# Instruction
Extract all lines from the data beneath that include the word "distancia".

(Stored dataset items)

## BEGIN

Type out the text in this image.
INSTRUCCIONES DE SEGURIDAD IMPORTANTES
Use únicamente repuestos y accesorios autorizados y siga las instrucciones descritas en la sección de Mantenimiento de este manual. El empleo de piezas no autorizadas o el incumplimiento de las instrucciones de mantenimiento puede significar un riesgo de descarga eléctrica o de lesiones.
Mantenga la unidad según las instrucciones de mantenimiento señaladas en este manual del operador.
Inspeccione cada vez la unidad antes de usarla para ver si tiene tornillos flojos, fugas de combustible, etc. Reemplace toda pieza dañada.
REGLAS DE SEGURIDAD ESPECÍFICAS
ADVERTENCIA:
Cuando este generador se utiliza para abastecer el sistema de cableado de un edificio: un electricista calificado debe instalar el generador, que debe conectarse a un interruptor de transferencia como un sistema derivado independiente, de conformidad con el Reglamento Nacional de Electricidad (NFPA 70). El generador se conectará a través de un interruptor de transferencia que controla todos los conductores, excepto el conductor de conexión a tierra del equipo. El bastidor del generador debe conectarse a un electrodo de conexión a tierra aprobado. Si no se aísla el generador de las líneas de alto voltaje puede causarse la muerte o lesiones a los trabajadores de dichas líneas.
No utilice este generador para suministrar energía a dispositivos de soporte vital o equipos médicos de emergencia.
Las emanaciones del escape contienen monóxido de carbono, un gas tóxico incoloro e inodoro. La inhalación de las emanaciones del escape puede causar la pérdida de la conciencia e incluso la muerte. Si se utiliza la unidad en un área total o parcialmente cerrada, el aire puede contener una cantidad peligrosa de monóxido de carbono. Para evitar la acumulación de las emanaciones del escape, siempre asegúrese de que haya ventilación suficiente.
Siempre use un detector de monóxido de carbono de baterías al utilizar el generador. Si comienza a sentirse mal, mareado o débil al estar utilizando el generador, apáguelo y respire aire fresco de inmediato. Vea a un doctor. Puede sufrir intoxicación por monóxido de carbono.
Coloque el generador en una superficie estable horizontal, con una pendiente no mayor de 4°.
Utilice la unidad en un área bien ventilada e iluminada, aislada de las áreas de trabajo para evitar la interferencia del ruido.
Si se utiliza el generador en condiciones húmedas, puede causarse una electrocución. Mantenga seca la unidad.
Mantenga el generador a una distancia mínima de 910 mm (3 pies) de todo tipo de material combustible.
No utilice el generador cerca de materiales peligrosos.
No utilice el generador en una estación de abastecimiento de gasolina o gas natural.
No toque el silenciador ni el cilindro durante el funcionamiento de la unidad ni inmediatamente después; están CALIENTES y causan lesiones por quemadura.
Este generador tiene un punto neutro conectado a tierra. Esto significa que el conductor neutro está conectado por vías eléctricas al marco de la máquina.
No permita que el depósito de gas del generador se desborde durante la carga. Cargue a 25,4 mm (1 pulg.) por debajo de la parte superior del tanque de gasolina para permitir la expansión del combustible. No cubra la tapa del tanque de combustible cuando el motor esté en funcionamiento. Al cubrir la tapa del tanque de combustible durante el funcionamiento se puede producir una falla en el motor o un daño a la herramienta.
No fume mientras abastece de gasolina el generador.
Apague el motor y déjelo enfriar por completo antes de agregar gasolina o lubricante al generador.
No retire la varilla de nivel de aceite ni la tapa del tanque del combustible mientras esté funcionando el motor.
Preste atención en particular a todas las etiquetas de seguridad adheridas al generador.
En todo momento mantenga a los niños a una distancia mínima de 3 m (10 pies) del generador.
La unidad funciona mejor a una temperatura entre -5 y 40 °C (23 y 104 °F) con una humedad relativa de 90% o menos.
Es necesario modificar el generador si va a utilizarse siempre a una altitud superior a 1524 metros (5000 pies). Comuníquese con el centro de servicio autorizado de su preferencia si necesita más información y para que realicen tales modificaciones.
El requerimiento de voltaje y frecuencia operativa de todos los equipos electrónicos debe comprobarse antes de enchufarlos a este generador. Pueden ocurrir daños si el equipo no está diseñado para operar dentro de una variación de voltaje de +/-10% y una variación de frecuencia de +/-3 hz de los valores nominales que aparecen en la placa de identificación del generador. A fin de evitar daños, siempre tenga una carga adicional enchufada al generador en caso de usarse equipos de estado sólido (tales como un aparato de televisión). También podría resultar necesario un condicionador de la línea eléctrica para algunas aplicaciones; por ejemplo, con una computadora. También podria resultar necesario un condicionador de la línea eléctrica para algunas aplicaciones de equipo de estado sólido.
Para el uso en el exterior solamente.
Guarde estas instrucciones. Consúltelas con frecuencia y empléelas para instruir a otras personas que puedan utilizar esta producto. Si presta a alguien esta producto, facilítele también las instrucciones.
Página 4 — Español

## END

# Result
Mantenga el generador a una distancia mínima de 910 mm (3 pies) de todo tipo de material combustible.
En todo momento mantenga a los niños a una distancia mínima de 3 m (10 pies) del generador.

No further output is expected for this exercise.